* [Objective]: Scan the following material for the string "Juni" and copy each line in which it appears.

Dataset records:
================================
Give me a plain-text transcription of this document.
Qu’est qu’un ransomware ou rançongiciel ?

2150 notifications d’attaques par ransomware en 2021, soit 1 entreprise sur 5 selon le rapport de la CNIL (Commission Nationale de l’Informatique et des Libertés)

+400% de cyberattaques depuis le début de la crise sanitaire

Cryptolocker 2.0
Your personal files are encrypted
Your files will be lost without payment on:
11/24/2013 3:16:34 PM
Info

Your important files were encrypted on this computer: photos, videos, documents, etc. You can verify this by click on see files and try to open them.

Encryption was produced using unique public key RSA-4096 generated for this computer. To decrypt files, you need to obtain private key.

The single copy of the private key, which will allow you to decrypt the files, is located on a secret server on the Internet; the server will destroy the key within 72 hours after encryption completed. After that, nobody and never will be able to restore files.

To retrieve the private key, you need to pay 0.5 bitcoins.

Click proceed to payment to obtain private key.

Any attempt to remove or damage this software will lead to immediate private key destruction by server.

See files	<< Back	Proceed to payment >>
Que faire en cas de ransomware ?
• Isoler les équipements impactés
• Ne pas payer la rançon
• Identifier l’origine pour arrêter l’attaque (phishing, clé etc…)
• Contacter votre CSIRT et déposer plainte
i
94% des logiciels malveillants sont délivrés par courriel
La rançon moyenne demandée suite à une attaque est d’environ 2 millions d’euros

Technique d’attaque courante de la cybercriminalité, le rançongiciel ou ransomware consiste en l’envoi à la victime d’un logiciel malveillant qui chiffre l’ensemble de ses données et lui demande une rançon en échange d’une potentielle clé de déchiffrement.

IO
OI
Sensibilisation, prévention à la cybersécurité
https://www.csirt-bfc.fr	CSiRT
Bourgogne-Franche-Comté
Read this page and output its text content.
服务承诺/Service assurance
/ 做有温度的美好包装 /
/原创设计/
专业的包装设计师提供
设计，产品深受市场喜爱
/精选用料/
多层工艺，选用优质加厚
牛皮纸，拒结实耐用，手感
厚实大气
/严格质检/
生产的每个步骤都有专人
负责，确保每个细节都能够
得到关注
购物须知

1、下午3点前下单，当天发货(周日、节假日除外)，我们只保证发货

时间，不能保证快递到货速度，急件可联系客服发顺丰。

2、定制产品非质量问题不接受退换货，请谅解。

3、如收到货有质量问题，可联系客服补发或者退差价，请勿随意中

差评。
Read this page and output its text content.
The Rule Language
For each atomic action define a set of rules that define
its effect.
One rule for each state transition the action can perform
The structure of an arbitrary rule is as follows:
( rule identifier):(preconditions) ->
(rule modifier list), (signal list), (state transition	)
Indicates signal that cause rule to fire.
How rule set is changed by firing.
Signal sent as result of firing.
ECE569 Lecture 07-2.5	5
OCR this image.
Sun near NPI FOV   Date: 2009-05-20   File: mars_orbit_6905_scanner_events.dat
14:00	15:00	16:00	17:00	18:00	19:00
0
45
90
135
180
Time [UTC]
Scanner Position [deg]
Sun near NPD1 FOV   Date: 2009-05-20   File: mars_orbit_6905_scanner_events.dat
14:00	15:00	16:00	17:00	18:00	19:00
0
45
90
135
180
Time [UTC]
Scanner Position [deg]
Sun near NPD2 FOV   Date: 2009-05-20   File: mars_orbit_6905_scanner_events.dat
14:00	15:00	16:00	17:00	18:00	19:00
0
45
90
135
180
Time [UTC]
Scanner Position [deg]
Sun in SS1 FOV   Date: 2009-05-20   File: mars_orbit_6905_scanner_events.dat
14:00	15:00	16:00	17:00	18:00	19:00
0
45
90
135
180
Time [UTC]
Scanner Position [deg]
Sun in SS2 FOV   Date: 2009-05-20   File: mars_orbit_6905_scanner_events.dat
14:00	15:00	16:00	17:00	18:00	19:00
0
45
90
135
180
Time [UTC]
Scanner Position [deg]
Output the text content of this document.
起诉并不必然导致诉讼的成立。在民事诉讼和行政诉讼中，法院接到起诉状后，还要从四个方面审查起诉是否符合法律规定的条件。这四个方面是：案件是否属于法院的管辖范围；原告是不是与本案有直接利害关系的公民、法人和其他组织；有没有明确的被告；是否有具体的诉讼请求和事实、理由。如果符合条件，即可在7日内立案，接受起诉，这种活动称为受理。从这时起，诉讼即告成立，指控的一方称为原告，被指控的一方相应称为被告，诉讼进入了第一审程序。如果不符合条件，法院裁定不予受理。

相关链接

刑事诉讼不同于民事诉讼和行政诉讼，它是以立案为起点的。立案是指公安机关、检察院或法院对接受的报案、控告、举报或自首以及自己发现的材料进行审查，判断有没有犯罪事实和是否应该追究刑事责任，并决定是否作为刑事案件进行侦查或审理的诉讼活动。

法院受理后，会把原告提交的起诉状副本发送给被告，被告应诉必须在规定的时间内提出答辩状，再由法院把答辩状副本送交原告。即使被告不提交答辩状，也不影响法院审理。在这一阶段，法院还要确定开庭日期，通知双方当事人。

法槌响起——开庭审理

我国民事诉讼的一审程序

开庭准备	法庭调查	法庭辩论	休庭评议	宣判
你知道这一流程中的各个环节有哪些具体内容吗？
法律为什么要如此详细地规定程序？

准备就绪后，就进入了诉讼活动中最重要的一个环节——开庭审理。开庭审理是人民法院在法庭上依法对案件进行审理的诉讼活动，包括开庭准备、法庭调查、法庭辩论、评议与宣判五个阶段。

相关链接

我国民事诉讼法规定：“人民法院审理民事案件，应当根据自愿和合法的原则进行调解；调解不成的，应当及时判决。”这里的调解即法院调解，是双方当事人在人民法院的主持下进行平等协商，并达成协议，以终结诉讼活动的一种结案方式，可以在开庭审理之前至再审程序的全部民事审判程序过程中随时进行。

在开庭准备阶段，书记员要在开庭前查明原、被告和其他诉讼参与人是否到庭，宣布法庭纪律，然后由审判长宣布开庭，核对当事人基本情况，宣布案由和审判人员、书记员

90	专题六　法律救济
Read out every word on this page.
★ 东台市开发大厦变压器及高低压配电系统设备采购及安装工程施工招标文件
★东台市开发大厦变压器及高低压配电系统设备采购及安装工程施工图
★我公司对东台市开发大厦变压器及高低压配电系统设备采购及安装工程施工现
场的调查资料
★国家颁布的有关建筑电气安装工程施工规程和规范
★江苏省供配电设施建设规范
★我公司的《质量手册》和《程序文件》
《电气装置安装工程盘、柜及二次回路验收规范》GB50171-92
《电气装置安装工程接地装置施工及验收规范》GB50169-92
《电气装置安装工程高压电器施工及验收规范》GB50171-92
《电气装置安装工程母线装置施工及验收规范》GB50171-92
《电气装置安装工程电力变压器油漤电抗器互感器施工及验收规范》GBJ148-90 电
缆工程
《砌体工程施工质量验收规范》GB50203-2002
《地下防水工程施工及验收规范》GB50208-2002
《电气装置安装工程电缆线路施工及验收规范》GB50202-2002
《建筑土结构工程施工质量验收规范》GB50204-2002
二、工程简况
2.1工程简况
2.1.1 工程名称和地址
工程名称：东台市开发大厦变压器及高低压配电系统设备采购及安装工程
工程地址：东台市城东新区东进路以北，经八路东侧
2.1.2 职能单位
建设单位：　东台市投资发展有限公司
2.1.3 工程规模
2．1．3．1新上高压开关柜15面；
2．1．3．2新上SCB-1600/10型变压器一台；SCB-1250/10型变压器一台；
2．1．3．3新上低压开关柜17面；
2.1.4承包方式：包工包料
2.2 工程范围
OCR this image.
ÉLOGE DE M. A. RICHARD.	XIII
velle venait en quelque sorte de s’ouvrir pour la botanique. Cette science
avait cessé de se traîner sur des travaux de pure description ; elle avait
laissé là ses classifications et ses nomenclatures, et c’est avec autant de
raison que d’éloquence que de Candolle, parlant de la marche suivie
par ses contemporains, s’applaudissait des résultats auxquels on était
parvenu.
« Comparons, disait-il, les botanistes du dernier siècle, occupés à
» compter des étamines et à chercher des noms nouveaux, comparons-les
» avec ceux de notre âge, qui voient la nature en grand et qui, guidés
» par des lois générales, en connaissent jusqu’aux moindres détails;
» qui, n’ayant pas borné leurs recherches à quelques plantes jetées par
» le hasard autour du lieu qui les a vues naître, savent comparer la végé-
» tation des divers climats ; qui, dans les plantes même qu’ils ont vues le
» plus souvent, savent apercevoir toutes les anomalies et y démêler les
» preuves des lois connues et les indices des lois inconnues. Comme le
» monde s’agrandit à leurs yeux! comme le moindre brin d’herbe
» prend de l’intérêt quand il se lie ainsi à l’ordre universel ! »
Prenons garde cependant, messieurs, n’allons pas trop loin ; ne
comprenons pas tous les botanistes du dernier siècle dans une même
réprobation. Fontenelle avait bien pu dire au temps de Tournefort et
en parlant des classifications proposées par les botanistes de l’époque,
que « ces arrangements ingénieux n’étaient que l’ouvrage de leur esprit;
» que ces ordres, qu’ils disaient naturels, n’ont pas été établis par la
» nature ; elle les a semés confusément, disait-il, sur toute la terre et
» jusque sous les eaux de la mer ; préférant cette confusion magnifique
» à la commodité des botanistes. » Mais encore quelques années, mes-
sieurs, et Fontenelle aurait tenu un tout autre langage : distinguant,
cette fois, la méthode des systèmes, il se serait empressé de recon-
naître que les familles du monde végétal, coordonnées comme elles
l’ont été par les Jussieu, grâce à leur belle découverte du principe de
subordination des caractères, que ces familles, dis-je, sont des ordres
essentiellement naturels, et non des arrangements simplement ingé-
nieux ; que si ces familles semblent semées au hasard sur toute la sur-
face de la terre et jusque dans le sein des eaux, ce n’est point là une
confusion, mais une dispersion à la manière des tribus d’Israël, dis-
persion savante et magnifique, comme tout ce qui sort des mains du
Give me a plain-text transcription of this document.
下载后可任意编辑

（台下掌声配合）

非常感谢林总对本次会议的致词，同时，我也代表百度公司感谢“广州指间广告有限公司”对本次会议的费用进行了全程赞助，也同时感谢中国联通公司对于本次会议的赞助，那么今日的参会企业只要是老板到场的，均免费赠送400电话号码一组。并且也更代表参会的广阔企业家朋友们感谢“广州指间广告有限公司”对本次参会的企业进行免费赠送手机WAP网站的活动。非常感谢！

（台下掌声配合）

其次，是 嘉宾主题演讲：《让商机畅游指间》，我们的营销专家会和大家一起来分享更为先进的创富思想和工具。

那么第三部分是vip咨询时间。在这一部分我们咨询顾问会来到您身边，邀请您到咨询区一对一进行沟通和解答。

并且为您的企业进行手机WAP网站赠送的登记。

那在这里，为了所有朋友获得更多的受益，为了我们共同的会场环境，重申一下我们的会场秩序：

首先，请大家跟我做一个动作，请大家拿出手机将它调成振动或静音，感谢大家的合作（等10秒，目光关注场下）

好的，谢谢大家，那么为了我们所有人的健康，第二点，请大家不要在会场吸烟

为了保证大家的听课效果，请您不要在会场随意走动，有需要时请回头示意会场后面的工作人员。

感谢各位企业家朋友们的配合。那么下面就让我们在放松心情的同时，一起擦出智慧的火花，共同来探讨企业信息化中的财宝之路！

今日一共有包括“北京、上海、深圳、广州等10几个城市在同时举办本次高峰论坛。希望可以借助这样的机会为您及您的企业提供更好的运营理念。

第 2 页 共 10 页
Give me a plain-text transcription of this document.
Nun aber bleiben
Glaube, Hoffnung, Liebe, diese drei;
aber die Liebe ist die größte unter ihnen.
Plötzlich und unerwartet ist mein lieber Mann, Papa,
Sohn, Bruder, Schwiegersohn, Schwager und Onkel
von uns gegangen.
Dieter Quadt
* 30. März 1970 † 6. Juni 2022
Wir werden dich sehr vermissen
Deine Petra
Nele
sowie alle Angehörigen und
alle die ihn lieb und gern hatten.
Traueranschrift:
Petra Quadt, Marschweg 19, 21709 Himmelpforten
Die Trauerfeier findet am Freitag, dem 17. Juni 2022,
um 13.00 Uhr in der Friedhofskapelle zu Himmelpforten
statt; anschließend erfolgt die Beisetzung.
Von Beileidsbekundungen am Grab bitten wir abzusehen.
================================
* [Expected answer]:
* 30. März 1970 † 6. Juni 2022
Die Trauerfeier findet am Freitag, dem 17. Juni 2022,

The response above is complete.